Requirement 1 — In the records, change "Temps de charge du flash" to "Durée de charge du flash" in the lines from the first one through the line holding "- row-label-self-timer: Retardateur: [91, 960, 359, 1000]", inclusive, and return those lines with nothing else altered.

Define the cost of a permutation as the maximum bitwise XOR over all even length sub array’s of the permutation.

Let X be the minimum possible cost over all permutations. Then, we are trying to find - (1) the number of permutations with cost X and, (2) output one such permutation.

Hint: Brute force helps. Try N=3 and try finding X.


Observe the pattern (derived using brute force code):

  • N=1 \to X=1
  • N=2 \to X=2
  • N=3 \to X=4

It looks like X = 2^{N-1}, which is a good start.
We try proving this conjecture below.

Claim: X=2^{N-1} describes the relation between X and N.


Let’s start by showing X \nless 2^{N-1}.
It is easy to show that, in every permutation, there exists some a\ge2^{N-1} and b<2^{N-1} adjacent to each other. And their bitwise XOR is always \ge 2^{N-1}. This implies X \nless 2^{N-1}.

A bit of experimentation gives a sequence with X=2^{N-1}:


where B=2^{N-1}. It’s not hard to see that the bitwise XOR of any even length sub array is \le 2^{N-1}. Thus, the claim stands proved.

Now, all we are left to find is the number of permutations whose cost equals X=2^{N-1} (an optimal permutation is presented in the above spoiler).

Claim: The cost of a permutation P is not affected by cyclic shifts of the permutation array.
(The proof is left to the reader as an exercise. Use the fact that (apart from the trivial N=1) the XOR of all elements of the permutation is 0; thus the XOR of any sub array is equal to the XOR of the remaining elements in the array)

Requirement 2 — According to the permutation-cost write-up, what effect do cyclic shifts of the permutation array have on the cost of a permutation?

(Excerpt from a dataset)
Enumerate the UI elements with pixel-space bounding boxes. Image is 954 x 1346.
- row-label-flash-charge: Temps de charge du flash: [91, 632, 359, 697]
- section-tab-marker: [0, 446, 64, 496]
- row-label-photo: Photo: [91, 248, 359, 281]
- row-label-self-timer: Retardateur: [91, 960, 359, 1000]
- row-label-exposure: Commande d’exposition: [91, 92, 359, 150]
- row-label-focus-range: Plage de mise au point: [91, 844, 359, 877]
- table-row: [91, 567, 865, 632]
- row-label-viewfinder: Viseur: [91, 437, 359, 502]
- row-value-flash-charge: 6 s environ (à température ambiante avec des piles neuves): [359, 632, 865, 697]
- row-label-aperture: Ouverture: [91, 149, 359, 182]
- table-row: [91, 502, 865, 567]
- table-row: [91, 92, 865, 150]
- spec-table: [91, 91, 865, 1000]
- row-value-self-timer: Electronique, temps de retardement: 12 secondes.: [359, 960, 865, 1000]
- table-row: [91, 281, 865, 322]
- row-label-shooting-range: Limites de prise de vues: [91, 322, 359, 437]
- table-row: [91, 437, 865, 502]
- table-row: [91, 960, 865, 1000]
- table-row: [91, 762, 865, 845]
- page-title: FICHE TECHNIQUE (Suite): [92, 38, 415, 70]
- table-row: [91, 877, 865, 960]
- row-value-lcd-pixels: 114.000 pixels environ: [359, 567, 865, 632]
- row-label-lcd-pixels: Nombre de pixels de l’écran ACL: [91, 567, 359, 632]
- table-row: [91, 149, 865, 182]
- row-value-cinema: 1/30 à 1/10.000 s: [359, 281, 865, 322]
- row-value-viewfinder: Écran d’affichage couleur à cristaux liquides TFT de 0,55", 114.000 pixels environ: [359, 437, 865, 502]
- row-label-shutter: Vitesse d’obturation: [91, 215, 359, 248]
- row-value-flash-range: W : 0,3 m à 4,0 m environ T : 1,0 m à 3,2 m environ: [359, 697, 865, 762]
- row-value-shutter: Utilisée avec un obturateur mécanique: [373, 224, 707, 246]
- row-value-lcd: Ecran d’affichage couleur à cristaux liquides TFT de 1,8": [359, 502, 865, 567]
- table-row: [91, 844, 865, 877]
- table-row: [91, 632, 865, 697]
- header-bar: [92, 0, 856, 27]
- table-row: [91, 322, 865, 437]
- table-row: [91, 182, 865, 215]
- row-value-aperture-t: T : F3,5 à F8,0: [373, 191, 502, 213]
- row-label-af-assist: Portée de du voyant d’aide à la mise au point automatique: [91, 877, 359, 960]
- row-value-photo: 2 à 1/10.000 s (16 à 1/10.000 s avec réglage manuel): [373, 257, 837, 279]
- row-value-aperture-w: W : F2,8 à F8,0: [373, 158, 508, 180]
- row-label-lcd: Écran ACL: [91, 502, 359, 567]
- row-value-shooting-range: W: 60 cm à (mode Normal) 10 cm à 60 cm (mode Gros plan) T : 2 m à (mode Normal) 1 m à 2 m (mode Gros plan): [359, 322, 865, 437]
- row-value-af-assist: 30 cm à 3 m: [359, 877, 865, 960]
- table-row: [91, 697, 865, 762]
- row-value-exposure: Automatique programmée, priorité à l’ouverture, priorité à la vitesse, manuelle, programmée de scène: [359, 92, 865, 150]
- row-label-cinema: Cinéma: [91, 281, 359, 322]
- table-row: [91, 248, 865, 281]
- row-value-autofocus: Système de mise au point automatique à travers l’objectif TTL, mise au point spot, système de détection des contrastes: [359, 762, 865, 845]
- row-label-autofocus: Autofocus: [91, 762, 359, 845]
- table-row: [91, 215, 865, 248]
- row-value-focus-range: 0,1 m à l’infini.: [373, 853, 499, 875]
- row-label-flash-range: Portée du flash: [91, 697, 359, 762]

Right answer 1 —
Enumerate the UI elements with pixel-space bounding boxes. Image is 954 x 1346.
- row-label-flash-charge: Durée de charge du flash: [91, 632, 359, 697]
- section-tab-marker: [0, 446, 64, 496]
- row-label-photo: Photo: [91, 248, 359, 281]
- row-label-self-timer: Retardateur: [91, 960, 359, 1000]

Right answer 2 — They do not affect the cost.